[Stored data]
..........
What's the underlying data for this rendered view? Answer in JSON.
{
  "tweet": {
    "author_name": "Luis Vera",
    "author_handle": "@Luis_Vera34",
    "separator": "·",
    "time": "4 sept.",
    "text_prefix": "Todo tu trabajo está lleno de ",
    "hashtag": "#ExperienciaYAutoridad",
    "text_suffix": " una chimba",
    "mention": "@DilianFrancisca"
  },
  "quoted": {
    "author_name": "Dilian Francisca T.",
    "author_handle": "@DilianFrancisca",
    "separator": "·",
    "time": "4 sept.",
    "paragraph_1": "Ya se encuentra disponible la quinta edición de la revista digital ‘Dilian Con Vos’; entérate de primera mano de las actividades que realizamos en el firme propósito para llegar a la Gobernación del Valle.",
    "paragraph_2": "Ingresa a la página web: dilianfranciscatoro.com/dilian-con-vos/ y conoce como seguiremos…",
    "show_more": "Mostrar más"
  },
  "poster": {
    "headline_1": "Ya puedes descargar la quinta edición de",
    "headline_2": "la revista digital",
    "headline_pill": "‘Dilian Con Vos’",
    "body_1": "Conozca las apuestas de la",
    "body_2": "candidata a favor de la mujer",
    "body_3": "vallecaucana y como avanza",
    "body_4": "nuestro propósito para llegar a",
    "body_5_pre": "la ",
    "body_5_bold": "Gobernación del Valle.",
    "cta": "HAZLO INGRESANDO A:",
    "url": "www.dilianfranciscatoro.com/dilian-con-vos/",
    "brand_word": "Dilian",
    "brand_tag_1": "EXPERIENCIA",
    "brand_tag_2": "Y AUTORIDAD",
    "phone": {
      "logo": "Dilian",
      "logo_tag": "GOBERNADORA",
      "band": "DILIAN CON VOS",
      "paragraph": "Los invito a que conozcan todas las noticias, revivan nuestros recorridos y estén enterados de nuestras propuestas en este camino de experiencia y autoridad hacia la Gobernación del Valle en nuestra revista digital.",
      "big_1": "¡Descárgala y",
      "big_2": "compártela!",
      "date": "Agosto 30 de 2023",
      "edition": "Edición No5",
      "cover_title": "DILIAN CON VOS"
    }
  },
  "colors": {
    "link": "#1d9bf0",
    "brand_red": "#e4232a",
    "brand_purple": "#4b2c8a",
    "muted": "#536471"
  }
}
..........
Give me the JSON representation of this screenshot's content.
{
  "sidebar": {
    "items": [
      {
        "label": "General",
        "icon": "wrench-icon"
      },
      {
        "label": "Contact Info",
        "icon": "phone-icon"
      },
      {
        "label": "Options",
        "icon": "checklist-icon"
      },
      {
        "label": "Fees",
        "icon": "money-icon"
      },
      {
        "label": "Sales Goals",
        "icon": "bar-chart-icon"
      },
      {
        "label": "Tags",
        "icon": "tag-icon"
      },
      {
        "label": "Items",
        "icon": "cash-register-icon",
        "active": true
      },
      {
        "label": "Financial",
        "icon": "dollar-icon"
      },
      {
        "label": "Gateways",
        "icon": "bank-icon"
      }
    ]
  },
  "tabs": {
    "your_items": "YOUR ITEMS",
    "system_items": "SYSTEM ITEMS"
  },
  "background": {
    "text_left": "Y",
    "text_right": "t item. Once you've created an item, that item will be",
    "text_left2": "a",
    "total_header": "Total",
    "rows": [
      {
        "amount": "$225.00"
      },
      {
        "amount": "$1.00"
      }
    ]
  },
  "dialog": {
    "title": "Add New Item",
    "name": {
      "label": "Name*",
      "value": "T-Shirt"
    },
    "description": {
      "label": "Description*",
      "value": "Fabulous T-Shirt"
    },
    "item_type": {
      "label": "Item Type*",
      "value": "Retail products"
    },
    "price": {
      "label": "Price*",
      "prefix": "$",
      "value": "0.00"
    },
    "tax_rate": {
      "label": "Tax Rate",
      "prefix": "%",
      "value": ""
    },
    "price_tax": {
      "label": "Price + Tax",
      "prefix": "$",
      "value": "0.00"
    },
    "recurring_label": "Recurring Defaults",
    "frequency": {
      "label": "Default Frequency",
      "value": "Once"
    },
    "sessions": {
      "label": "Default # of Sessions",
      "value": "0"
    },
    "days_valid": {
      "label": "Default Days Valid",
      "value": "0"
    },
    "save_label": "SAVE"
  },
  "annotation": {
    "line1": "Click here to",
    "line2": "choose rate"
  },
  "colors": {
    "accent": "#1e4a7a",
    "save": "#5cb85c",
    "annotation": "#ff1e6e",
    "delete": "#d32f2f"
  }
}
..........
### [Task]
Copy each line of the records that contains the word "dilianfranciscatoro".

### [Expected answer]
    "paragraph_2": "Ingresa a la página web: dilianfranciscatoro.com/dilian-con-vos/ y conoce como seguiremos…",
    "url": "www.dilianfranciscatoro.com/dilian-con-vos/",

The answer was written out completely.